--- Directive ---
Lift every line from the entries that includes the word "JSON".

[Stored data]
[Start]

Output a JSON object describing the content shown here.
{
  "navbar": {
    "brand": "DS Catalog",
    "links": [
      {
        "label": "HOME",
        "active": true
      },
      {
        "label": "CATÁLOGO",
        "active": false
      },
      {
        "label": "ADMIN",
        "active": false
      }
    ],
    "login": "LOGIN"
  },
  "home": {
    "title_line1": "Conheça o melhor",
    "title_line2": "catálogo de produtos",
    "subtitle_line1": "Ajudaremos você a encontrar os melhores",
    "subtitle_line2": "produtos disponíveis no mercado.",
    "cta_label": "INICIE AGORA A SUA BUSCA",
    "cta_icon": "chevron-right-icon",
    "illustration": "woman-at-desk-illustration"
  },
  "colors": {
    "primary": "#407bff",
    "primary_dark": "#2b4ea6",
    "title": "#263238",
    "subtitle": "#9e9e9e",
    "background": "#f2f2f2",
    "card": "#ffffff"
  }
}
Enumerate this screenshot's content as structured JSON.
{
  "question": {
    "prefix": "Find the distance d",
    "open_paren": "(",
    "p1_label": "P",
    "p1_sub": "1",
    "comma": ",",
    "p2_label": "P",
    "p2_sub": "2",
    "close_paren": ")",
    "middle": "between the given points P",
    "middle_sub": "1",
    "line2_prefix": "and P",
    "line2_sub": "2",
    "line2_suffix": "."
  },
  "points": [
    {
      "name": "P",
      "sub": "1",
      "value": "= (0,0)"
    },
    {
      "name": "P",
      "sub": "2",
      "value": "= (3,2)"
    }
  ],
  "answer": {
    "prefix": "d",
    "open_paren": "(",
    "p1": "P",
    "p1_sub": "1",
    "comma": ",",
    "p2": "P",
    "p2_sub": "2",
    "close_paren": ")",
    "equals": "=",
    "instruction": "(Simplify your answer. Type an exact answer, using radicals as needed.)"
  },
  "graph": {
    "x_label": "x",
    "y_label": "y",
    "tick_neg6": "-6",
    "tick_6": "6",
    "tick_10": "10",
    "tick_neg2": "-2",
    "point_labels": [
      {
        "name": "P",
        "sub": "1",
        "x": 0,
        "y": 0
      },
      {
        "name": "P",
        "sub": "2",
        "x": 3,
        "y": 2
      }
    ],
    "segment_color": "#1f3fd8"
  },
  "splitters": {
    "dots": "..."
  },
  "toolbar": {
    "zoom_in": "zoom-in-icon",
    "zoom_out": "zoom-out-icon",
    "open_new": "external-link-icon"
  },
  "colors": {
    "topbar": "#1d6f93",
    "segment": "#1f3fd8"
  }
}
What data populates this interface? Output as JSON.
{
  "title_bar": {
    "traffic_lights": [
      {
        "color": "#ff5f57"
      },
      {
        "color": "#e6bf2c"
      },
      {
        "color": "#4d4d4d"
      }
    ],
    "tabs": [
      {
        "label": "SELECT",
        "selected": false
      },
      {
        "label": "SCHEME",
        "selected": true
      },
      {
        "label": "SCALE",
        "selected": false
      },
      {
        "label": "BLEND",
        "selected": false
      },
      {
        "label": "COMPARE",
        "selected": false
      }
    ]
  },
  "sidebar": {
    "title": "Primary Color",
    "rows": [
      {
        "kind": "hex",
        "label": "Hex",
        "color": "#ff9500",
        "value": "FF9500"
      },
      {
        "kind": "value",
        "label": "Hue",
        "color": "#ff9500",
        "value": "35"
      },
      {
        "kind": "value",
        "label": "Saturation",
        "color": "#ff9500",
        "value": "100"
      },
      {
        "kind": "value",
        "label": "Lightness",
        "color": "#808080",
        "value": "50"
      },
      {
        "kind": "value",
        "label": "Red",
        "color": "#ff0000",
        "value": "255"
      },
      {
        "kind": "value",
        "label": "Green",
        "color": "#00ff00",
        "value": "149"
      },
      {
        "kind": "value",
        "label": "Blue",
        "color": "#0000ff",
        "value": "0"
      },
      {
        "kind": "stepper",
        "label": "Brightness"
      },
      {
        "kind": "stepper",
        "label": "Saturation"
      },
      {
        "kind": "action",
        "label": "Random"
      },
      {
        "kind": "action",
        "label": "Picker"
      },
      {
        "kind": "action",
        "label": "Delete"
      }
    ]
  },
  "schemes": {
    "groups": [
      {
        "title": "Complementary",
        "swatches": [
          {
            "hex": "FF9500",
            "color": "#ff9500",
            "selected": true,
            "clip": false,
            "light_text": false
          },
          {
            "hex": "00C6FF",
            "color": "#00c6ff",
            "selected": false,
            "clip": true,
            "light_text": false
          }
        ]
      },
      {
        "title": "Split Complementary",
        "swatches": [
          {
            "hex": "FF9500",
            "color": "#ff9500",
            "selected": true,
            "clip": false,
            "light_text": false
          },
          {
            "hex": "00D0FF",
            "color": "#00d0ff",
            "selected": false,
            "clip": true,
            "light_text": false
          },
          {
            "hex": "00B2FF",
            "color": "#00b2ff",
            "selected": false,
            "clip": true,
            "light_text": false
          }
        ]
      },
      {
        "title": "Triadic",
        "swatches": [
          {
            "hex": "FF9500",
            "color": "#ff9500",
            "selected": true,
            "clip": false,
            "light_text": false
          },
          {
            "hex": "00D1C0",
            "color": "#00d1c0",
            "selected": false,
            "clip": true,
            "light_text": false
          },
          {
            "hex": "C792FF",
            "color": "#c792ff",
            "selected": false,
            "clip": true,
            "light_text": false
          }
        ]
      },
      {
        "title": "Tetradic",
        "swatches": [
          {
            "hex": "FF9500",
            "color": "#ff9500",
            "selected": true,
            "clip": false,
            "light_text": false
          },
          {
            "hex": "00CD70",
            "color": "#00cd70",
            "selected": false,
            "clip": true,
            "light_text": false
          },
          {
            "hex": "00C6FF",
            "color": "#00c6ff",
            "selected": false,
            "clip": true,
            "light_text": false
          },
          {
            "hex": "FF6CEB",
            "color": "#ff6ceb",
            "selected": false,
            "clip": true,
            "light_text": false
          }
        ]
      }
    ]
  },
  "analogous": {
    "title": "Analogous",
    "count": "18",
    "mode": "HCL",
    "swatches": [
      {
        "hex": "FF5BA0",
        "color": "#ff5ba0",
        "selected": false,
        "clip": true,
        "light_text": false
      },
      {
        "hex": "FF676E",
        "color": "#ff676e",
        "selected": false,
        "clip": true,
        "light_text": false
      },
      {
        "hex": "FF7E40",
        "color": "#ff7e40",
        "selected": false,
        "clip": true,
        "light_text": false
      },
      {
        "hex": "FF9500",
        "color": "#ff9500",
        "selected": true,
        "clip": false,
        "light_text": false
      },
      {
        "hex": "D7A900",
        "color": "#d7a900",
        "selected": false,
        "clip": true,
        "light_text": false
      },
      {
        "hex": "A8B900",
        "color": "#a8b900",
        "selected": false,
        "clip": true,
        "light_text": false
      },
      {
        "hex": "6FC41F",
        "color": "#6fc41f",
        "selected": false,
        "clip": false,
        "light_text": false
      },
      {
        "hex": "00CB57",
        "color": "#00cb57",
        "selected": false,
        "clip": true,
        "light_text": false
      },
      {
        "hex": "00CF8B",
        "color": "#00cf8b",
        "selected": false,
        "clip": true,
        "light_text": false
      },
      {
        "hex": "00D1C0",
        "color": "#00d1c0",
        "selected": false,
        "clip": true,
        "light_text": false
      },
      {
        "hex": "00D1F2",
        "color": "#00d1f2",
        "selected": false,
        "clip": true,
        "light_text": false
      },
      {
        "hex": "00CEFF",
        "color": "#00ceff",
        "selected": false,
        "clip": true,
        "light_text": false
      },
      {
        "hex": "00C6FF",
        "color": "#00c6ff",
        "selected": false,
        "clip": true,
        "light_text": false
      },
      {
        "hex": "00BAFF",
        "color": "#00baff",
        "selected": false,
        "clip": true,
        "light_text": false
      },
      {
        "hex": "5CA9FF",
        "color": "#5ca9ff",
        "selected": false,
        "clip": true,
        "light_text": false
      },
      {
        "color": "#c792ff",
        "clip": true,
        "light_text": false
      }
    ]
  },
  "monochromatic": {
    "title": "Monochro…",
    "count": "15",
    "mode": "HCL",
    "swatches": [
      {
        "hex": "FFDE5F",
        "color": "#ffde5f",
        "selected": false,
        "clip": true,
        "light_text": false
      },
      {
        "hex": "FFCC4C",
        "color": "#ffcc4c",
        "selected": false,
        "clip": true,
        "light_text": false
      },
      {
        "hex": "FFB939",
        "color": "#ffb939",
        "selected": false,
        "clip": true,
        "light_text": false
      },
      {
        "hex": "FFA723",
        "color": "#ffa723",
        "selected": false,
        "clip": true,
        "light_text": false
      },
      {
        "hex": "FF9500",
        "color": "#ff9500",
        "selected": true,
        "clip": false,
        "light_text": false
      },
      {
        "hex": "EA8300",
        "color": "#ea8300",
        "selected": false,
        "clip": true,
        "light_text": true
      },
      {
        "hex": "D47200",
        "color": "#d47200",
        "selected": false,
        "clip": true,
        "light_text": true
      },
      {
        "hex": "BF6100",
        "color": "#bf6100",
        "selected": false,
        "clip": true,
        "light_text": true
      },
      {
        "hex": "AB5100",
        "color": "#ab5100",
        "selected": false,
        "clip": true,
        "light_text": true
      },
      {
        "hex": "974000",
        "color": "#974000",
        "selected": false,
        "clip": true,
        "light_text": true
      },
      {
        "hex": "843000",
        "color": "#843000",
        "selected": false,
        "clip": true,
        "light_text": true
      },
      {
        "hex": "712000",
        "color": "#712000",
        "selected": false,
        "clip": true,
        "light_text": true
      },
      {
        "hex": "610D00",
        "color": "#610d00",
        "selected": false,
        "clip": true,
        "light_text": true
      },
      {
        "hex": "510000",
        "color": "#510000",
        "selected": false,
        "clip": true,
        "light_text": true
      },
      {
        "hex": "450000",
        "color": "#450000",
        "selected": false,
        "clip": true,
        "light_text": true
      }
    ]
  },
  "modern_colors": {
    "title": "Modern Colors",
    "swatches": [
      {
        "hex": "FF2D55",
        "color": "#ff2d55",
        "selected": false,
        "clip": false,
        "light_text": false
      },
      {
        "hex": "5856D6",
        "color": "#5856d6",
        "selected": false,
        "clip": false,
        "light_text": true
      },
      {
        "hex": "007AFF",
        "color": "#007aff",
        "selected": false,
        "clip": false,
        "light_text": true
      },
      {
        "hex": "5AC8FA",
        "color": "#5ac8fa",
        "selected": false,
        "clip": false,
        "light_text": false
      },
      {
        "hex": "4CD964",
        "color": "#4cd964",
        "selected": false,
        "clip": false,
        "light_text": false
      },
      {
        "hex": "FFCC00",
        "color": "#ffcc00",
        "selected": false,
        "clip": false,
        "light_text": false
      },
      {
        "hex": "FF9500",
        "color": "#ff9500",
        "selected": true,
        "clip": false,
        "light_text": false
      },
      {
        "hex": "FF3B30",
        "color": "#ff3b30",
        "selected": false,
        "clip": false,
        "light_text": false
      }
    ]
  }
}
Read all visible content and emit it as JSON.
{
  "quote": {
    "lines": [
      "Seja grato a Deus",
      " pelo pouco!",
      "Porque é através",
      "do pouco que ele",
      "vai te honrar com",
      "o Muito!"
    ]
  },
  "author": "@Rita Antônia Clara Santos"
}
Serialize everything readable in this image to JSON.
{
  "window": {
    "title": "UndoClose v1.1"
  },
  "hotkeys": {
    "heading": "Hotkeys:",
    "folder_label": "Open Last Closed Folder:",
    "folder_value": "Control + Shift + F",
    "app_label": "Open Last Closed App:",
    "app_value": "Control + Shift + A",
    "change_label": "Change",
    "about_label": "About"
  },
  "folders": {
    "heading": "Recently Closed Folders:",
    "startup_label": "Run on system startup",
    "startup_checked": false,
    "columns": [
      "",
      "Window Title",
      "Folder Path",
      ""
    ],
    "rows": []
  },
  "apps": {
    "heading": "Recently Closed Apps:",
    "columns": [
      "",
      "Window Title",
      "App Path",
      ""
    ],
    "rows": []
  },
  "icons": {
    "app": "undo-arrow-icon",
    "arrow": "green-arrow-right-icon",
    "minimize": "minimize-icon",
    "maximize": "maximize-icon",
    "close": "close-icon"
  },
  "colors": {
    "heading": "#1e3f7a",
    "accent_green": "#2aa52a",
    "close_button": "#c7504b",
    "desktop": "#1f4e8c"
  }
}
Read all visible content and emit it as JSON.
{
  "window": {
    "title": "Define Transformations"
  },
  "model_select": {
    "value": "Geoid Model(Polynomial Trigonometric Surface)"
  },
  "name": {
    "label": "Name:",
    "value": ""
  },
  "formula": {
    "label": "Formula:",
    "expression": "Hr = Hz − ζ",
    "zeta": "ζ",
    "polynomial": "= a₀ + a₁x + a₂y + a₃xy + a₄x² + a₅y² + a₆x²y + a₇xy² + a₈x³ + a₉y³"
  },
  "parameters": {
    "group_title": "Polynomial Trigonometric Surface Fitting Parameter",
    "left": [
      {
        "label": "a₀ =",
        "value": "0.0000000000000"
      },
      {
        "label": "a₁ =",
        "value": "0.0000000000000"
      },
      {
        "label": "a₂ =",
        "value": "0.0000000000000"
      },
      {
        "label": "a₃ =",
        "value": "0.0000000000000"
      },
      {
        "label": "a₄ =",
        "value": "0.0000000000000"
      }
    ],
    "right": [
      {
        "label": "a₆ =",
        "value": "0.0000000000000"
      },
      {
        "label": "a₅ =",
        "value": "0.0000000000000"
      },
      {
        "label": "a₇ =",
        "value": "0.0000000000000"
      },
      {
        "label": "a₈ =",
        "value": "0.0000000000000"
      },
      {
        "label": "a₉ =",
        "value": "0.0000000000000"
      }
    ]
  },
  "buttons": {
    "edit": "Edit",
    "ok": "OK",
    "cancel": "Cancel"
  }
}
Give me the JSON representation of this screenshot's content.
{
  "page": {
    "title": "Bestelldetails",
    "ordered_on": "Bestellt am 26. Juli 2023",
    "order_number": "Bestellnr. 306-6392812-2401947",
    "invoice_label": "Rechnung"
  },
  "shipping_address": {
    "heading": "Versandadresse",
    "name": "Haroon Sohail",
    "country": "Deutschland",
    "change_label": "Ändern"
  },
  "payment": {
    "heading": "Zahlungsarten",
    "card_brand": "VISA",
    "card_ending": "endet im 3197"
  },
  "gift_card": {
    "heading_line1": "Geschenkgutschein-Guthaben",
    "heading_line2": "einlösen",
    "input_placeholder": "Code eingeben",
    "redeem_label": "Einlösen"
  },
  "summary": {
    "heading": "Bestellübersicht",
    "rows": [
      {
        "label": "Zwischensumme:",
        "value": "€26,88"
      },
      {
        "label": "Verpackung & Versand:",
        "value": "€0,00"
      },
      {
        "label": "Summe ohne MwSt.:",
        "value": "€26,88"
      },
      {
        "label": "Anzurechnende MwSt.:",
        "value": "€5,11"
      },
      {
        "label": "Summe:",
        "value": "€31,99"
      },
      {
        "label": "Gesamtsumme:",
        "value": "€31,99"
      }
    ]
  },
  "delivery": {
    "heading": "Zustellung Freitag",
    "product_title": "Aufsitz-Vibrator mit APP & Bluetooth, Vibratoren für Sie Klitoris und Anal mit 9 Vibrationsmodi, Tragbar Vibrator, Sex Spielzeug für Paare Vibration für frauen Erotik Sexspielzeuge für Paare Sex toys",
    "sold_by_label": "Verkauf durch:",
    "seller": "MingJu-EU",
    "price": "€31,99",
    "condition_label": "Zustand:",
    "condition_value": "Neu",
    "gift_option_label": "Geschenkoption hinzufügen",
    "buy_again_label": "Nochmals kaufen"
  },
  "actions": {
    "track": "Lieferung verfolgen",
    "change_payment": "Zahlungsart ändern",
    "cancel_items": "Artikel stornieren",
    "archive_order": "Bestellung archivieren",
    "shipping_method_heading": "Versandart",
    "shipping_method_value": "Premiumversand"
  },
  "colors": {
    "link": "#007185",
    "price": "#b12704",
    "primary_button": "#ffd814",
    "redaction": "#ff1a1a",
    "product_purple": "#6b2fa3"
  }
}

[End]

--- Response to this task ---
Output a JSON object describing the content shown here.
Enumerate this screenshot's content as structured JSON.
What data populates this interface? Output as JSON.
Read all visible content and emit it as JSON.
Serialize everything readable in this image to JSON.
Read all visible content and emit it as JSON.
Give me the JSON representation of this screenshot's content.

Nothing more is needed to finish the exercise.